[Extracted records]
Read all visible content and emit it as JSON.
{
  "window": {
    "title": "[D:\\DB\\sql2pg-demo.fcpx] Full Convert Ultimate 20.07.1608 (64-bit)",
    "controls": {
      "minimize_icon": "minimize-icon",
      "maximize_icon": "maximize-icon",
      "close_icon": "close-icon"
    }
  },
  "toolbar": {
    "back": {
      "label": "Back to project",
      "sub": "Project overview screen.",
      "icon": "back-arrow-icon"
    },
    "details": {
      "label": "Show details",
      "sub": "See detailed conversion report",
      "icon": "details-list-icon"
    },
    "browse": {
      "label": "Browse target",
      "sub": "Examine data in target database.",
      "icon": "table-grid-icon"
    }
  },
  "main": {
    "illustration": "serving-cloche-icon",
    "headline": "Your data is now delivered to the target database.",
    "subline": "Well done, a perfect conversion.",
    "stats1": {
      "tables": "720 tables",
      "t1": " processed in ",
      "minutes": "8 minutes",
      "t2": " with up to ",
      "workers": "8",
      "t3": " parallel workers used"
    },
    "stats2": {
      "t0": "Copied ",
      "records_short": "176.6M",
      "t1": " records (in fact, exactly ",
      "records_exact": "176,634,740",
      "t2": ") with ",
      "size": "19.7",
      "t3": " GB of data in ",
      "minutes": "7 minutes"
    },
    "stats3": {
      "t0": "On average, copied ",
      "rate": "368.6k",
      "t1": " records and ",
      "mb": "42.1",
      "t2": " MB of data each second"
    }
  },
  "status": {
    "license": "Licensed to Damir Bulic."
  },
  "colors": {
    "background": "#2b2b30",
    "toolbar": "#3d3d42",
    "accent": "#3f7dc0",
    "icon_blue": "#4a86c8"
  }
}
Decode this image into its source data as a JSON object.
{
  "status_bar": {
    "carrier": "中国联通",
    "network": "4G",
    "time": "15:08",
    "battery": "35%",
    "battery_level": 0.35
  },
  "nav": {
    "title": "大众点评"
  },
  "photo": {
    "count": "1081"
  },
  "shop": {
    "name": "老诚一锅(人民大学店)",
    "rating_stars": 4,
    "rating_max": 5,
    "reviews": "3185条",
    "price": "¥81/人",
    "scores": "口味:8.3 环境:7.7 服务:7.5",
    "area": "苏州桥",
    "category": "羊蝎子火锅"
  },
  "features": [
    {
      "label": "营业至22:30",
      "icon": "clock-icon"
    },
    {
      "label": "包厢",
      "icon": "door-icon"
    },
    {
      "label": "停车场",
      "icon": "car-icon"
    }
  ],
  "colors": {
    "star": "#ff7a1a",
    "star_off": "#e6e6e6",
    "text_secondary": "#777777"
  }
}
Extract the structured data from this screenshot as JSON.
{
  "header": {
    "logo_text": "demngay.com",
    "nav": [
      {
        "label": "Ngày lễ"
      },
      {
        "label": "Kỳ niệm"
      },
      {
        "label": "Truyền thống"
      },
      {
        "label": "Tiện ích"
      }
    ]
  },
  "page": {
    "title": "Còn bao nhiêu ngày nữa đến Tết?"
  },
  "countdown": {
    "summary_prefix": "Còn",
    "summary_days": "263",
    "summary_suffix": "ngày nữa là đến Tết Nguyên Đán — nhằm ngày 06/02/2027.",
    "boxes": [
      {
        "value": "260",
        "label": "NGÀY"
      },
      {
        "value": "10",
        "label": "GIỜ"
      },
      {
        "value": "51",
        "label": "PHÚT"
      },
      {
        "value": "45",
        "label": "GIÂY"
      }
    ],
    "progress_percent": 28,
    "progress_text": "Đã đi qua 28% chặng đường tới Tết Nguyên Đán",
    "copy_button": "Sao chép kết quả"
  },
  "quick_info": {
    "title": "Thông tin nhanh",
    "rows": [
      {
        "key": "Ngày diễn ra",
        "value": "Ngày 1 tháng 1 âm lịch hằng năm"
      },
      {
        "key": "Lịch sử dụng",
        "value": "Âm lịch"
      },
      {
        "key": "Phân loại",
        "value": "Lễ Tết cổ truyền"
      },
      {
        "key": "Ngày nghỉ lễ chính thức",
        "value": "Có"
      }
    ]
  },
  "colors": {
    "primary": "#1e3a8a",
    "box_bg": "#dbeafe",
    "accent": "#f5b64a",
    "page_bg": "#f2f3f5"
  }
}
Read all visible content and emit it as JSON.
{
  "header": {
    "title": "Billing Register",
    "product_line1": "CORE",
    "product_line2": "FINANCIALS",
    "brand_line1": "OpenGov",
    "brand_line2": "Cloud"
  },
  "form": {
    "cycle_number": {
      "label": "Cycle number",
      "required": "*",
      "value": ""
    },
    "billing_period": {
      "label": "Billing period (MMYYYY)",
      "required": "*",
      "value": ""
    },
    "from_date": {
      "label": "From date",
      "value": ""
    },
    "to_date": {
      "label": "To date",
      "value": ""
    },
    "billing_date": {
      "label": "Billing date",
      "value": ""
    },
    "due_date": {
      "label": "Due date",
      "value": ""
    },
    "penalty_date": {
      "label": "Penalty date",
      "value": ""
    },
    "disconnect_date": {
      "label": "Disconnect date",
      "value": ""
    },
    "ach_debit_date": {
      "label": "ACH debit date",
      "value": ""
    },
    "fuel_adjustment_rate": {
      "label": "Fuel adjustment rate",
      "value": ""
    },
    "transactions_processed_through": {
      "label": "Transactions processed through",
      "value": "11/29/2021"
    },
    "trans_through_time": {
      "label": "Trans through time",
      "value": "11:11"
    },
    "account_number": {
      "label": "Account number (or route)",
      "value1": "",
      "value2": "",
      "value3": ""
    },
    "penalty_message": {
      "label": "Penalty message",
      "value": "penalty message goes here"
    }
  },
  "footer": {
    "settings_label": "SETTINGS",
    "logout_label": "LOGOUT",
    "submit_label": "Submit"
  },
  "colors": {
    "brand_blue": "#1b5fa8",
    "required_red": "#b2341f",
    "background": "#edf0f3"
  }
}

- _What to produce_: Copy each line of the data that contains the word "title".

- _Answer to this task_:
    "title": "[D:\\DB\\sql2pg-demo.fcpx] Full Convert Ultimate 20.07.1608 (64-bit)",
    "title": "大众点评"
    "title": "Còn bao nhiêu ngày nữa đến Tết?"
    "title": "Thông tin nhanh",
    "title": "Billing Register",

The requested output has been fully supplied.